(Written task)
Return the listing below in full, with every line exactly as it is.
================================
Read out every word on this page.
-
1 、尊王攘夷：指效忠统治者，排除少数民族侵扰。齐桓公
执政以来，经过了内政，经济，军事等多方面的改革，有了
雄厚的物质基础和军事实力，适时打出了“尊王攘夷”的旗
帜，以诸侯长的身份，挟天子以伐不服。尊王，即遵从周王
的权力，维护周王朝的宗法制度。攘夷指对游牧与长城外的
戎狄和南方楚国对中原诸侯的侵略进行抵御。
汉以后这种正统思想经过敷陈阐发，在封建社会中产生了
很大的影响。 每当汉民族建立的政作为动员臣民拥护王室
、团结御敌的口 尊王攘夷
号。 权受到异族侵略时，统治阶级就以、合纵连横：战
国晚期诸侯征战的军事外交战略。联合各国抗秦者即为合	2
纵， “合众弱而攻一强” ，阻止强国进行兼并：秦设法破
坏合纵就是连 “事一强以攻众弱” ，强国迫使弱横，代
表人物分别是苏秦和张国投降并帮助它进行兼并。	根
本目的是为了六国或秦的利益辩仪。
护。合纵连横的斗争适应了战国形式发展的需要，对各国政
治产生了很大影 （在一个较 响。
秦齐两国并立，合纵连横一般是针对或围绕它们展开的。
================================
(Expected answer)
Read out every word on this page.
-
1 、尊王攘夷：指效忠统治者，排除少数民族侵扰。齐桓公
执政以来，经过了内政，经济，军事等多方面的改革，有了
雄厚的物质基础和军事实力，适时打出了“尊王攘夷”的旗
帜，以诸侯长的身份，挟天子以伐不服。尊王，即遵从周王
的权力，维护周王朝的宗法制度。攘夷指对游牧与长城外的
戎狄和南方楚国对中原诸侯的侵略进行抵御。
汉以后这种正统思想经过敷陈阐发，在封建社会中产生了
很大的影响。 每当汉民族建立的政作为动员臣民拥护王室
、团结御敌的口 尊王攘夷
号。 权受到异族侵略时，统治阶级就以、合纵连横：战
国晚期诸侯征战的军事外交战略。联合各国抗秦者即为合	2
纵， “合众弱而攻一强” ，阻止强国进行兼并：秦设法破
坏合纵就是连 “事一强以攻众弱” ，强国迫使弱横，代
表人物分别是苏秦和张国投降并帮助它进行兼并。	根
本目的是为了六国或秦的利益辩仪。
护。合纵连横的斗争适应了战国形式发展的需要，对各国政
治产生了很大影 （在一个较 响。
秦齐两国并立，合纵连横一般是针对或围绕它们展开的。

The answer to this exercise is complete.